- Prompt
Using the records that follow, copy every line containing the word "instituciones".

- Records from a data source
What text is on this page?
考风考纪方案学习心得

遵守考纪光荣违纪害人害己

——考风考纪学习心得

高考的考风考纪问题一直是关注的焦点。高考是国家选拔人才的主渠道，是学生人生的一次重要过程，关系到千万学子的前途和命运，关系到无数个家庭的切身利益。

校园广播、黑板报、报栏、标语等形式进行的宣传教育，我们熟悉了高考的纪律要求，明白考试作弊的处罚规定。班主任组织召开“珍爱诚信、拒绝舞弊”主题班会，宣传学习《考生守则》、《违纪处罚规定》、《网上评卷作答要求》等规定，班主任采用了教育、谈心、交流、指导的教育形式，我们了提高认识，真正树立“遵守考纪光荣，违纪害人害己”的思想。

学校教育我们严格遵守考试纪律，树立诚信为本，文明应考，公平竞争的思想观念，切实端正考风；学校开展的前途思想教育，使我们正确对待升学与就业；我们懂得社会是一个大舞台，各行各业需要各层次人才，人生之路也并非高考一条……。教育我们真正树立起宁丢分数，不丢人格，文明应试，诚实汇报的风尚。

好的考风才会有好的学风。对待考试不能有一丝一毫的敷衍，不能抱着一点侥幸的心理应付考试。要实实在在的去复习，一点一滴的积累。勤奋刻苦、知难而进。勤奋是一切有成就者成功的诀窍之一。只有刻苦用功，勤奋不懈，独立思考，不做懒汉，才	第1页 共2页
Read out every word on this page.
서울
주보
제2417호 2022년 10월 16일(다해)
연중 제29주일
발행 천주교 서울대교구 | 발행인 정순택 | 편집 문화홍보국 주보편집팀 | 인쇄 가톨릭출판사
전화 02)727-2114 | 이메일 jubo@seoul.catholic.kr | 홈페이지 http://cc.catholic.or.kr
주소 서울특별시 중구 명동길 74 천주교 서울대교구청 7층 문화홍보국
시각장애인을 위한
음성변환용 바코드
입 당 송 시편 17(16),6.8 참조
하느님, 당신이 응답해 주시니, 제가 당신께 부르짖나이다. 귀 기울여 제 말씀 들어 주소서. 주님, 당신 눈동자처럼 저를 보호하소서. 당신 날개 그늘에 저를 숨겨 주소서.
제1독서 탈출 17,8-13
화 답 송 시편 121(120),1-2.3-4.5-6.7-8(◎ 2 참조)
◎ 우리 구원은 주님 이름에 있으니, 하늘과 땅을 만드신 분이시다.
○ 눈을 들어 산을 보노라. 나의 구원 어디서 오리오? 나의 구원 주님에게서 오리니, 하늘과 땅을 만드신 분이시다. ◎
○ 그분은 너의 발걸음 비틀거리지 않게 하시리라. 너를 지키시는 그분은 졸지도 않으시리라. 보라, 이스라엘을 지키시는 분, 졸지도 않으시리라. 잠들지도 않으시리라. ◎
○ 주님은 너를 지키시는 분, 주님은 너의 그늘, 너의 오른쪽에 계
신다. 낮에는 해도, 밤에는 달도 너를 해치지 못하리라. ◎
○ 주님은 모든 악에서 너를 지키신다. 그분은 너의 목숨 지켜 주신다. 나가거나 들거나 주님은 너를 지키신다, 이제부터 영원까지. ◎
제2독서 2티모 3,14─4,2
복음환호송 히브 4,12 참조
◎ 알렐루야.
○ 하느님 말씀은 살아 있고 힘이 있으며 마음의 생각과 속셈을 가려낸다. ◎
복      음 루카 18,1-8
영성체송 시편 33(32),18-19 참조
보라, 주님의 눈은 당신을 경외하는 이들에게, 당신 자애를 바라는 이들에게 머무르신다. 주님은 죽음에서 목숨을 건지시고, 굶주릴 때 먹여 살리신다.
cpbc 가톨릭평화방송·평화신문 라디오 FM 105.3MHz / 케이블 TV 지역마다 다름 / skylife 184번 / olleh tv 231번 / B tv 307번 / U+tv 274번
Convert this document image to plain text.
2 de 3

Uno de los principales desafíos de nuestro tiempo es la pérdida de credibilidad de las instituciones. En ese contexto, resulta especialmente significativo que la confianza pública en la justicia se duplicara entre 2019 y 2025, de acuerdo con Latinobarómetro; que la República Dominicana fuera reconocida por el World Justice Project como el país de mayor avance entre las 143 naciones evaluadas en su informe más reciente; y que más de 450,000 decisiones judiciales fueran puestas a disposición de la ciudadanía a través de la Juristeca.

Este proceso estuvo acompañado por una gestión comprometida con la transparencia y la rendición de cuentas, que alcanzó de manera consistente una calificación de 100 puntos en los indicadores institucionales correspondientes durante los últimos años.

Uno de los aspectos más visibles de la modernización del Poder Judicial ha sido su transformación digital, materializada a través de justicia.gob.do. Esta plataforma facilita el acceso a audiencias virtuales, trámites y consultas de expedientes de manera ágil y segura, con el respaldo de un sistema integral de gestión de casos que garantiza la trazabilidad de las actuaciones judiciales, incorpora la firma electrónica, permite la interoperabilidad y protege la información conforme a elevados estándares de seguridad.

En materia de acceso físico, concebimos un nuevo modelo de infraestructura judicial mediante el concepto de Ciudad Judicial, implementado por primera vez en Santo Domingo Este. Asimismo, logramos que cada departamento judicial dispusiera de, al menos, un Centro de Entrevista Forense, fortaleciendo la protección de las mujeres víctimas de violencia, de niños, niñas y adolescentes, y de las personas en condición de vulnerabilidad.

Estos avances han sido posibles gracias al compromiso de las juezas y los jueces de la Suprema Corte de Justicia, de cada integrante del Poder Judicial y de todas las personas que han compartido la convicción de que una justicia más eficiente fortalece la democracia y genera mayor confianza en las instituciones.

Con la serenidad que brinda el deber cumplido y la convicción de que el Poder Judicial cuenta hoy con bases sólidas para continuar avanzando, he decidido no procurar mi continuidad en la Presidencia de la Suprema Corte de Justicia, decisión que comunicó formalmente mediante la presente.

- Task solution
Uno de los principales desafíos de nuestro tiempo es la pérdida de credibilidad de las instituciones. En ese contexto, resulta especialmente significativo que la confianza pública en la justicia se duplicara entre 2019 y 2025, de acuerdo con Latinobarómetro; que la República Dominicana fuera reconocida por el World Justice Project como el país de mayor avance entre las 143 naciones evaluadas en su informe más reciente; y que más de 450,000 decisiones judiciales fueran puestas a disposición de la ciudadanía a través de la Juristeca.
Estos avances han sido posibles gracias al compromiso de las juezas y los jueces de la Suprema Corte de Justicia, de cada integrante del Poder Judicial y de todas las personas que han compartido la convicción de que una justicia más eficiente fortalece la democracia y genera mayor confianza en las instituciones.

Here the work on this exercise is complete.